AIM |
In the records that follow, locate every line with "Your" and extract it.

SUPPLIED DATA |
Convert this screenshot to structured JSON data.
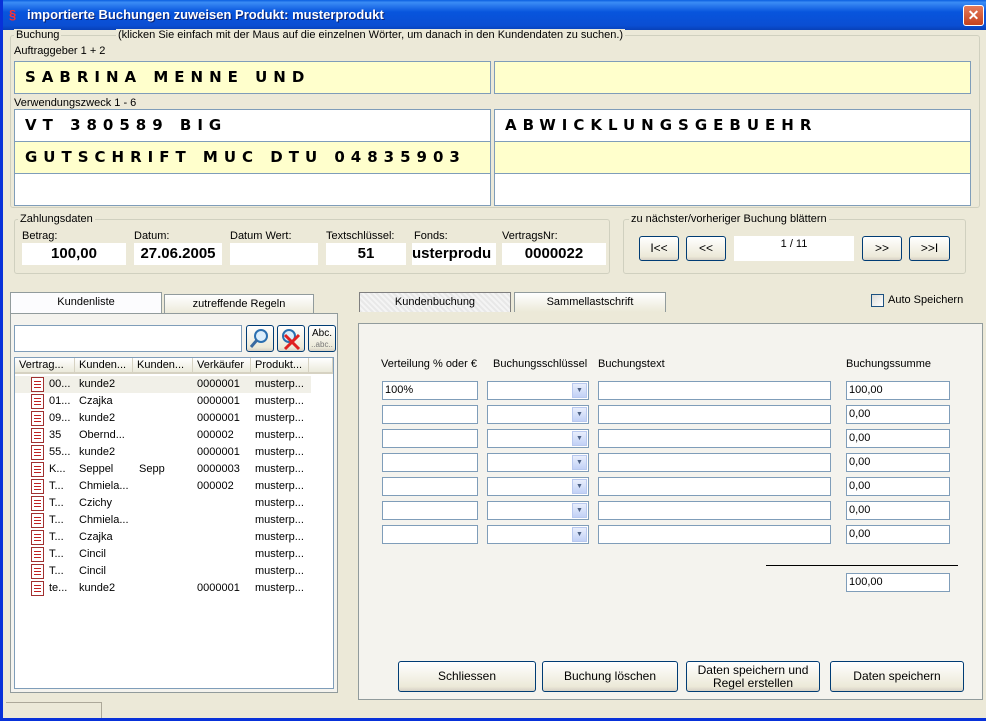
{
  "window": {
    "title": "importierte Buchungen zuweisen Produkt: musterprodukt",
    "close_glyph": "✕",
    "app_icon": "§"
  },
  "buchung": {
    "group_label": "Buchung",
    "hint": "(klicken Sie einfach mit der Maus auf die einzelnen Wörter, um danach in den Kundendaten zu suchen.)",
    "auftraggeber_label": "Auftraggeber 1 + 2",
    "auftraggeber": [
      "SABRINA MENNE UND",
      ""
    ],
    "verwendungszweck_label": "Verwendungszweck 1 - 6",
    "verwendungszweck": [
      "VT 380589 BIG",
      "ABWICKLUNGSGEBUEHR",
      "GUTSCHRIFT MUC DTU 04835903",
      "",
      "",
      ""
    ]
  },
  "zahlungsdaten": {
    "group_label": "Zahlungsdaten",
    "betrag_label": "Betrag:",
    "betrag": "100,00",
    "datum_label": "Datum:",
    "datum": "27.06.2005",
    "datum_wert_label": "Datum Wert:",
    "datum_wert": "",
    "textschluessel_label": "Textschlüssel:",
    "textschluessel": "51",
    "fonds_label": "Fonds:",
    "fonds": "usterprodu",
    "vertragsnr_label": "VertragsNr:",
    "vertragsnr": "0000022"
  },
  "navigation": {
    "group_label": "zu nächster/vorheriger Buchung blättern",
    "first": "I<<",
    "prev": "<<",
    "position": "1 / 11",
    "next": ">>",
    "last": ">>I"
  },
  "left_tabs": [
    "Kundenliste",
    "zutreffende Regeln"
  ],
  "search": {
    "value": "",
    "abc_label_top": "Abc.",
    "abc_label_bottom": "..abc.."
  },
  "kundenliste": {
    "columns": [
      "Vertrag...",
      "Kunden...",
      "Kunden...",
      "Verkäufer",
      "Produkt..."
    ],
    "rows": [
      [
        "00...",
        "kunde2",
        "",
        "0000001",
        "musterp..."
      ],
      [
        "01...",
        "Czajka",
        "",
        "0000001",
        "musterp..."
      ],
      [
        "09...",
        "kunde2",
        "",
        "0000001",
        "musterp..."
      ],
      [
        "35",
        "Obernd...",
        "",
        "000002",
        "musterp..."
      ],
      [
        "55...",
        "kunde2",
        "",
        "0000001",
        "musterp..."
      ],
      [
        "K...",
        "Seppel",
        "Sepp",
        "0000003",
        "musterp..."
      ],
      [
        "T...",
        "Chmiela...",
        "",
        "000002",
        "musterp..."
      ],
      [
        "T...",
        "Czichy",
        "",
        "",
        "musterp..."
      ],
      [
        "T...",
        "Chmiela...",
        "",
        "",
        "musterp..."
      ],
      [
        "T...",
        "Czajka",
        "",
        "",
        "musterp..."
      ],
      [
        "T...",
        "Cincil",
        "",
        "",
        "musterp..."
      ],
      [
        "T...",
        "Cincil",
        "",
        "",
        "musterp..."
      ],
      [
        "te...",
        "kunde2",
        "",
        "0000001",
        "musterp..."
      ]
    ]
  },
  "right_tabs": [
    "Kundenbuchung",
    "Sammellastschrift"
  ],
  "auto_speichern": {
    "label": "Auto Speichern",
    "checked": false
  },
  "verteilung": {
    "headers": {
      "verteilung": "Verteilung % oder €",
      "schluessel": "Buchungsschlüssel",
      "text": "Buchungstext",
      "summe": "Buchungssumme"
    },
    "rows": [
      {
        "verteilung": "100%",
        "schluessel": "",
        "text": "",
        "summe": "100,00"
      },
      {
        "verteilung": "",
        "schluessel": "",
        "text": "",
        "summe": "0,00"
      },
      {
        "verteilung": "",
        "schluessel": "",
        "text": "",
        "summe": "0,00"
      },
      {
        "verteilung": "",
        "schluessel": "",
        "text": "",
        "summe": "0,00"
      },
      {
        "verteilung": "",
        "schluessel": "",
        "text": "",
        "summe": "0,00"
      },
      {
        "verteilung": "",
        "schluessel": "",
        "text": "",
        "summe": "0,00"
      },
      {
        "verteilung": "",
        "schluessel": "",
        "text": "",
        "summe": "0,00"
      }
    ],
    "total": "100,00"
  },
  "actions": {
    "schliessen": "Schliessen",
    "loeschen": "Buchung löschen",
    "speichern_regel_1": "Daten speichern und",
    "speichern_regel_2": "Regel erstellen",
    "speichern": "Daten speichern"
  }
}
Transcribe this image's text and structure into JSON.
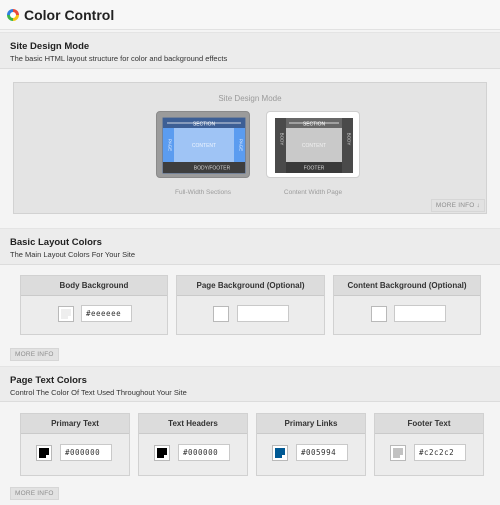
{
  "header": {
    "title": "Color Control",
    "logo_icon": "color-wheel-icon"
  },
  "site_design": {
    "title": "Site Design Mode",
    "description": "The basic HTML layout structure for color and background effects",
    "panel_title": "Site Design Mode",
    "options": [
      {
        "caption": "Full-Width Sections",
        "selected": true,
        "labels": {
          "top": "SECTION",
          "center": "CONTENT",
          "left": "PAGE",
          "right": "PAGE",
          "bottom": "BODY/FOOTER"
        }
      },
      {
        "caption": "Content Width Page",
        "selected": false,
        "labels": {
          "top": "SECTION",
          "center": "CONTENT",
          "left": "BODY",
          "right": "BODY",
          "bottom": "FOOTER"
        }
      }
    ],
    "more_info": "MORE INFO ↓"
  },
  "layout_colors": {
    "title": "Basic Layout Colors",
    "description": "The Main Layout Colors For Your Site",
    "boxes": [
      {
        "label": "Body Background",
        "value": "#eeeeee",
        "swatch": "#eeeeee"
      },
      {
        "label": "Page Background (Optional)",
        "value": "",
        "swatch": "#ffffff"
      },
      {
        "label": "Content Background (Optional)",
        "value": "",
        "swatch": "#ffffff"
      }
    ],
    "more_info": "MORE INFO"
  },
  "text_colors": {
    "title": "Page Text Colors",
    "description": "Control The Color Of Text Used Throughout Your Site",
    "boxes": [
      {
        "label": "Primary Text",
        "value": "#000000",
        "swatch": "#000000"
      },
      {
        "label": "Text Headers",
        "value": "#000000",
        "swatch": "#000000"
      },
      {
        "label": "Primary Links",
        "value": "#005994",
        "swatch": "#005994"
      },
      {
        "label": "Footer Text",
        "value": "#c2c2c2",
        "swatch": "#c2c2c2"
      }
    ],
    "more_info": "MORE INFO"
  }
}
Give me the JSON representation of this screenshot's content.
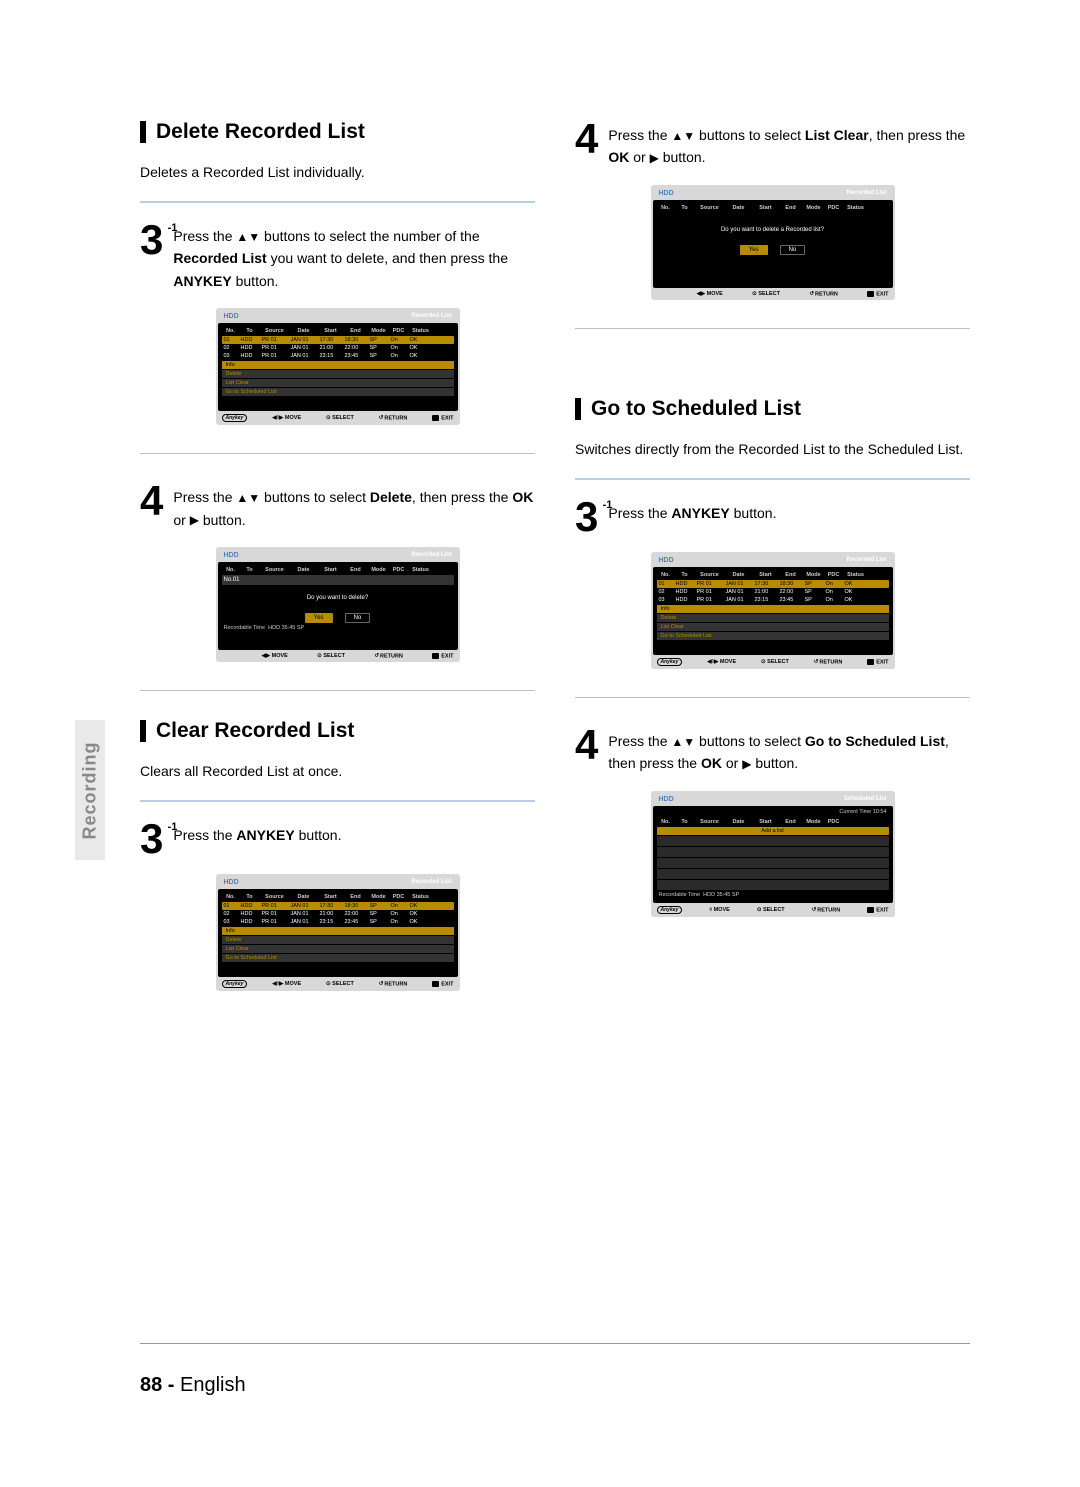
{
  "sideTab": "Recording",
  "pageNumber": "88 -",
  "pageLang": "English",
  "symbols": {
    "upDown": "▲▼",
    "play": "▶",
    "leftRight": "◀▶",
    "move4": "◀◊▶",
    "return": "↺",
    "ok": "OK"
  },
  "osdCommon": {
    "titleLeft": "HDD",
    "titleRight": "Recorded List",
    "titleRightScheduled": "Scheduled List",
    "currentTime": "Current Time 10:54",
    "cols": {
      "no": "No.",
      "to": "To",
      "src": "Source",
      "date": "Date",
      "start": "Start",
      "end": "End",
      "mode": "Mode",
      "pdc": "PDC",
      "status": "Status"
    },
    "footer": {
      "anykey": "Anykey",
      "move": "MOVE",
      "select": "SELECT",
      "return": "RETURN",
      "exit": "EXIT"
    },
    "ctxMenu": {
      "info": "Info",
      "delete": "Delete",
      "listClear": "List Clear",
      "goto": "Go to Scheduled List"
    },
    "recordableTime": "Recordable Time",
    "recordableVal": "HDD  35:45 SP",
    "addList": "Add a list",
    "rows": [
      {
        "no": "01",
        "to": "HDD",
        "src": "PR 01",
        "date": "JAN 01",
        "start": "17:30",
        "end": "18:30",
        "mode": "SP",
        "pdc": "On",
        "status": "OK"
      },
      {
        "no": "02",
        "to": "HDD",
        "src": "PR 01",
        "date": "JAN 01",
        "start": "21:00",
        "end": "22:00",
        "mode": "SP",
        "pdc": "On",
        "status": "OK"
      },
      {
        "no": "03",
        "to": "HDD",
        "src": "PR 01",
        "date": "JAN 01",
        "start": "23:15",
        "end": "23:45",
        "mode": "SP",
        "pdc": "On",
        "status": "OK"
      }
    ],
    "confirmDelete": "Do you want to delete?",
    "confirmDeleteList": "Do you want to delete a Recorded list?",
    "no01": "No.01",
    "yes": "Yes",
    "no": "No"
  },
  "sections": {
    "delete": {
      "heading": "Delete Recorded List",
      "desc": "Deletes a Recorded List individually.",
      "step3_pre": "Press the ",
      "step3_mid": " buttons to select the number of the ",
      "step3_bold": "Recorded List",
      "step3_post": " you want to delete, and then press the ",
      "step3_bold2": "ANYKEY",
      "step3_end": " button.",
      "step4_pre": "Press the ",
      "step4_mid": " buttons to select ",
      "step4_bold": "Delete",
      "step4_post": ", then press the ",
      "step4_bold2": "OK",
      "step4_or": " or ",
      "step4_end": " button."
    },
    "clear": {
      "heading": "Clear Recorded List",
      "desc": "Clears all Recorded List at once.",
      "step3_pre": "Press the ",
      "step3_bold": "ANYKEY",
      "step3_end": " button."
    },
    "listClear": {
      "step4_pre": "Press the ",
      "step4_mid": " buttons to select ",
      "step4_bold": "List Clear",
      "step4_post": ", then press the ",
      "step4_bold2": "OK",
      "step4_or": " or ",
      "step4_end": " button."
    },
    "goto": {
      "heading": "Go to Scheduled List",
      "desc": "Switches directly from the Recorded List to the Scheduled List.",
      "step3_pre": "Press the ",
      "step3_bold": "ANYKEY",
      "step3_end": " button.",
      "step4_pre": "Press the ",
      "step4_mid": " buttons to select  ",
      "step4_bold": "Go to Scheduled List",
      "step4_post": ", then press the ",
      "step4_bold2": "OK",
      "step4_or": " or ",
      "step4_end": " button."
    }
  }
}
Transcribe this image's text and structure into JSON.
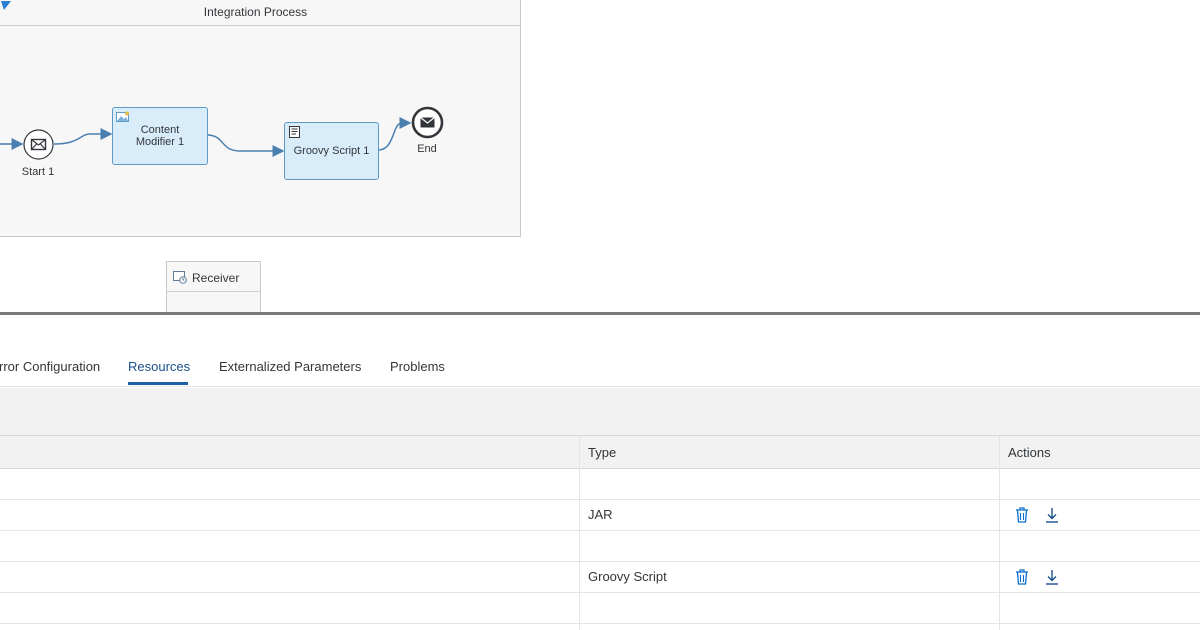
{
  "diagram": {
    "pool_title": "Integration Process",
    "start_event": {
      "label": "Start 1"
    },
    "content_modifier": {
      "label_line1": "Content",
      "label_line2": "Modifier 1"
    },
    "groovy_script": {
      "label": "Groovy Script 1"
    },
    "end_event": {
      "label": "End"
    },
    "receiver": {
      "label": "Receiver"
    }
  },
  "tabs": [
    {
      "label": "rror Configuration"
    },
    {
      "label": "Resources",
      "active": true
    },
    {
      "label": "Externalized Parameters"
    },
    {
      "label": "Problems"
    }
  ],
  "table": {
    "columns": {
      "type": "Type",
      "actions": "Actions"
    },
    "rows": [
      {
        "type": ""
      },
      {
        "type": "JAR"
      },
      {
        "type": ""
      },
      {
        "type": "Groovy Script"
      },
      {
        "type": ""
      }
    ]
  },
  "colors": {
    "accent": "#1b5fa5",
    "task_fill": "#d8ecfa",
    "task_border": "#5e9ac6",
    "flow_line": "#4a7fb0"
  },
  "icons": {
    "delete": "trash-icon",
    "download": "download-icon",
    "message": "envelope-icon",
    "script": "script-icon",
    "receiver": "receiver-system-icon"
  }
}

FINAL RESULT |
    "description": "The Main Layout Colors For Your Site",
    "description": "Control The Color Of Text Used Throughout Your Site",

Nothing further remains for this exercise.